• **Records for the exercise**
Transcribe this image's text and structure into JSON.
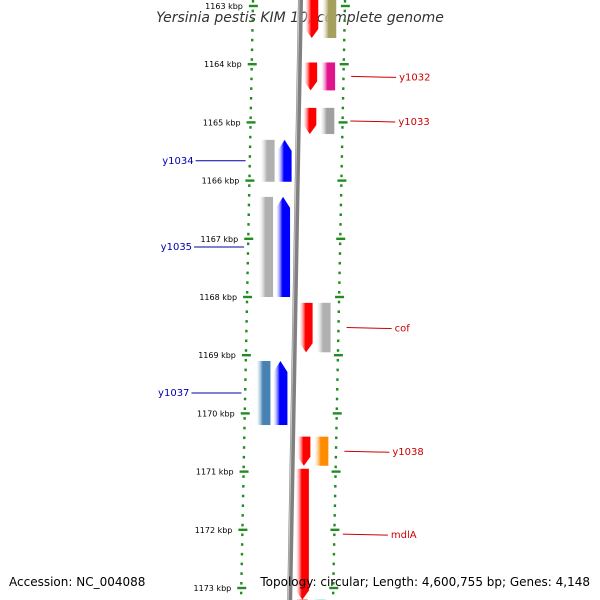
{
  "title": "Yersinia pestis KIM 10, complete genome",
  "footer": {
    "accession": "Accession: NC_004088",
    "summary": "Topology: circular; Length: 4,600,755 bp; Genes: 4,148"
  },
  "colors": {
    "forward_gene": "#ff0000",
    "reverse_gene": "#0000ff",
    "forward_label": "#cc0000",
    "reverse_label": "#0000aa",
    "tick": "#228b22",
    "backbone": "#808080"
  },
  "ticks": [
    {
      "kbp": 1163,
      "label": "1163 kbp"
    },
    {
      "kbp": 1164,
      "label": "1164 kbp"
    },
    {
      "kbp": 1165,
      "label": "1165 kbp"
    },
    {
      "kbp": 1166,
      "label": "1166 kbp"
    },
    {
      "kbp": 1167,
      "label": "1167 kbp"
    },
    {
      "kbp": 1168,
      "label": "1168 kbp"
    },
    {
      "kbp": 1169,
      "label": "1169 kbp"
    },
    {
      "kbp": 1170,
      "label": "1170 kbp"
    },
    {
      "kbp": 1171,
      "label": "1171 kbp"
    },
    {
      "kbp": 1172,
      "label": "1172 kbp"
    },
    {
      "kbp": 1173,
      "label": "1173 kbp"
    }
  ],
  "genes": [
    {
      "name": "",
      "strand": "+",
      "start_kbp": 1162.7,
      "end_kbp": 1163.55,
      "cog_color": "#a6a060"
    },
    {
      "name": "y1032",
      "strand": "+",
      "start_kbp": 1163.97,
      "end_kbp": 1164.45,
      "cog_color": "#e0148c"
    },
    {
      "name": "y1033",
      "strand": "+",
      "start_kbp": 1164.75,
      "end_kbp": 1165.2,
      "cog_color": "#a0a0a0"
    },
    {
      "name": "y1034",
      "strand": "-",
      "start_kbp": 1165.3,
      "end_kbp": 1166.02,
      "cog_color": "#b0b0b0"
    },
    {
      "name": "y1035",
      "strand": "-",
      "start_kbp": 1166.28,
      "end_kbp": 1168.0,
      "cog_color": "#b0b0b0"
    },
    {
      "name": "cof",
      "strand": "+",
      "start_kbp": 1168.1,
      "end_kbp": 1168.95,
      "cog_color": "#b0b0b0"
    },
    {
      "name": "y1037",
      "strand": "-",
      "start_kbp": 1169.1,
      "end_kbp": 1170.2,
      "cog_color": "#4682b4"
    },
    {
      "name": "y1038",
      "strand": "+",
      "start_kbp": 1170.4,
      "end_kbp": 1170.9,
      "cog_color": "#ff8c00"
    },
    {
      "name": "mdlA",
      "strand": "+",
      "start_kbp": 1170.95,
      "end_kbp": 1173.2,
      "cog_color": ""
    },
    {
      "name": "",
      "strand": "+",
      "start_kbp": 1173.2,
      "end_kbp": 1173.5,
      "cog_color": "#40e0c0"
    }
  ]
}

• **Task statement**
Output all entries unchanged; skip the pictures.

• **Output of the exercise**
Transcribe this image's text and structure into JSON.
{
  "title": "Yersinia pestis KIM 10, complete genome",
  "footer": {
    "accession": "Accession: NC_004088",
    "summary": "Topology: circular; Length: 4,600,755 bp; Genes: 4,148"
  },
  "colors": {
    "forward_gene": "#ff0000",
    "reverse_gene": "#0000ff",
    "forward_label": "#cc0000",
    "reverse_label": "#0000aa",
    "tick": "#228b22",
    "backbone": "#808080"
  },
  "ticks": [
    {
      "kbp": 1163,
      "label": "1163 kbp"
    },
    {
      "kbp": 1164,
      "label": "1164 kbp"
    },
    {
      "kbp": 1165,
      "label": "1165 kbp"
    },
    {
      "kbp": 1166,
      "label": "1166 kbp"
    },
    {
      "kbp": 1167,
      "label": "1167 kbp"
    },
    {
      "kbp": 1168,
      "label": "1168 kbp"
    },
    {
      "kbp": 1169,
      "label": "1169 kbp"
    },
    {
      "kbp": 1170,
      "label": "1170 kbp"
    },
    {
      "kbp": 1171,
      "label": "1171 kbp"
    },
    {
      "kbp": 1172,
      "label": "1172 kbp"
    },
    {
      "kbp": 1173,
      "label": "1173 kbp"
    }
  ],
  "genes": [
    {
      "name": "",
      "strand": "+",
      "start_kbp": 1162.7,
      "end_kbp": 1163.55,
      "cog_color": "#a6a060"
    },
    {
      "name": "y1032",
      "strand": "+",
      "start_kbp": 1163.97,
      "end_kbp": 1164.45,
      "cog_color": "#e0148c"
    },
    {
      "name": "y1033",
      "strand": "+",
      "start_kbp": 1164.75,
      "end_kbp": 1165.2,
      "cog_color": "#a0a0a0"
    },
    {
      "name": "y1034",
      "strand": "-",
      "start_kbp": 1165.3,
      "end_kbp": 1166.02,
      "cog_color": "#b0b0b0"
    },
    {
      "name": "y1035",
      "strand": "-",
      "start_kbp": 1166.28,
      "end_kbp": 1168.0,
      "cog_color": "#b0b0b0"
    },
    {
      "name": "cof",
      "strand": "+",
      "start_kbp": 1168.1,
      "end_kbp": 1168.95,
      "cog_color": "#b0b0b0"
    },
    {
      "name": "y1037",
      "strand": "-",
      "start_kbp": 1169.1,
      "end_kbp": 1170.2,
      "cog_color": "#4682b4"
    },
    {
      "name": "y1038",
      "strand": "+",
      "start_kbp": 1170.4,
      "end_kbp": 1170.9,
      "cog_color": "#ff8c00"
    },
    {
      "name": "mdlA",
      "strand": "+",
      "start_kbp": 1170.95,
      "end_kbp": 1173.2,
      "cog_color": ""
    },
    {
      "name": "",
      "strand": "+",
      "start_kbp": 1173.2,
      "end_kbp": 1173.5,
      "cog_color": "#40e0c0"
    }
  ]
}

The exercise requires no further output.